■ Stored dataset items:
--------------------------------------------------
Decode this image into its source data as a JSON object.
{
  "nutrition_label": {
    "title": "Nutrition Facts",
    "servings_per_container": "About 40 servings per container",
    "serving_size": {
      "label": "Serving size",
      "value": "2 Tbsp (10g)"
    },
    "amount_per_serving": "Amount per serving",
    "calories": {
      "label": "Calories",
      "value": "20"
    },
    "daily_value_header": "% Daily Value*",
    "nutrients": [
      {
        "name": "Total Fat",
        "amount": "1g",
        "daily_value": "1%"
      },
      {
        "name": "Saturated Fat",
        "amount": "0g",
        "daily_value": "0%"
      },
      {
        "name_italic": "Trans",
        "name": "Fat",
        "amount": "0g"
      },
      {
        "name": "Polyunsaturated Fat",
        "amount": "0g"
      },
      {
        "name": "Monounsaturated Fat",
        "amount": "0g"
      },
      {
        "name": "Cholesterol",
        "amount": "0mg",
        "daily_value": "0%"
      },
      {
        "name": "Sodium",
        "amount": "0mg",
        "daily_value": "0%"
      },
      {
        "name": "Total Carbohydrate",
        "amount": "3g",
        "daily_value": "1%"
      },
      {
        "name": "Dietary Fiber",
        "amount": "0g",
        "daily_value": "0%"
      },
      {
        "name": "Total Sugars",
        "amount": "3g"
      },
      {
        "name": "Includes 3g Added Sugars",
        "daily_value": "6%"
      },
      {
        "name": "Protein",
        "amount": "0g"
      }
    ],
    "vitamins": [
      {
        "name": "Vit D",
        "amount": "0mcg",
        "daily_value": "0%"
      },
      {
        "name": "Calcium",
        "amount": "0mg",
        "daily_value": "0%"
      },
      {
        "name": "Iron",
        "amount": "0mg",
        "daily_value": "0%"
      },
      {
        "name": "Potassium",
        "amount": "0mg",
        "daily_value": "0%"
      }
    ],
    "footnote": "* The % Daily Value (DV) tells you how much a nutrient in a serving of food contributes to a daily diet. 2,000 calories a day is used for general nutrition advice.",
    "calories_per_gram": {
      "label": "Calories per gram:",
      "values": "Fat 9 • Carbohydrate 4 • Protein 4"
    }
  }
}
--------------------------------------------------
■ Task item: From the first line to the last, write out the data exactly.

■ Output for this task:
Decode this image into its source data as a JSON object.
{
  "nutrition_label": {
    "title": "Nutrition Facts",
    "servings_per_container": "About 40 servings per container",
    "serving_size": {
      "label": "Serving size",
      "value": "2 Tbsp (10g)"
    },
    "amount_per_serving": "Amount per serving",
    "calories": {
      "label": "Calories",
      "value": "20"
    },
    "daily_value_header": "% Daily Value*",
    "nutrients": [
      {
        "name": "Total Fat",
        "amount": "1g",
        "daily_value": "1%"
      },
      {
        "name": "Saturated Fat",
        "amount": "0g",
        "daily_value": "0%"
      },
      {
        "name_italic": "Trans",
        "name": "Fat",
        "amount": "0g"
      },
      {
        "name": "Polyunsaturated Fat",
        "amount": "0g"
      },
      {
        "name": "Monounsaturated Fat",
        "amount": "0g"
      },
      {
        "name": "Cholesterol",
        "amount": "0mg",
        "daily_value": "0%"
      },
      {
        "name": "Sodium",
        "amount": "0mg",
        "daily_value": "0%"
      },
      {
        "name": "Total Carbohydrate",
        "amount": "3g",
        "daily_value": "1%"
      },
      {
        "name": "Dietary Fiber",
        "amount": "0g",
        "daily_value": "0%"
      },
      {
        "name": "Total Sugars",
        "amount": "3g"
      },
      {
        "name": "Includes 3g Added Sugars",
        "daily_value": "6%"
      },
      {
        "name": "Protein",
        "amount": "0g"
      }
    ],
    "vitamins": [
      {
        "name": "Vit D",
        "amount": "0mcg",
        "daily_value": "0%"
      },
      {
        "name": "Calcium",
        "amount": "0mg",
        "daily_value": "0%"
      },
      {
        "name": "Iron",
        "amount": "0mg",
        "daily_value": "0%"
      },
      {
        "name": "Potassium",
        "amount": "0mg",
        "daily_value": "0%"
      }
    ],
    "footnote": "* The % Daily Value (DV) tells you how much a nutrient in a serving of food contributes to a daily diet. 2,000 calories a day is used for general nutrition advice.",
    "calories_per_gram": {
      "label": "Calories per gram:",
      "values": "Fat 9 • Carbohydrate 4 • Protein 4"
    }
  }
}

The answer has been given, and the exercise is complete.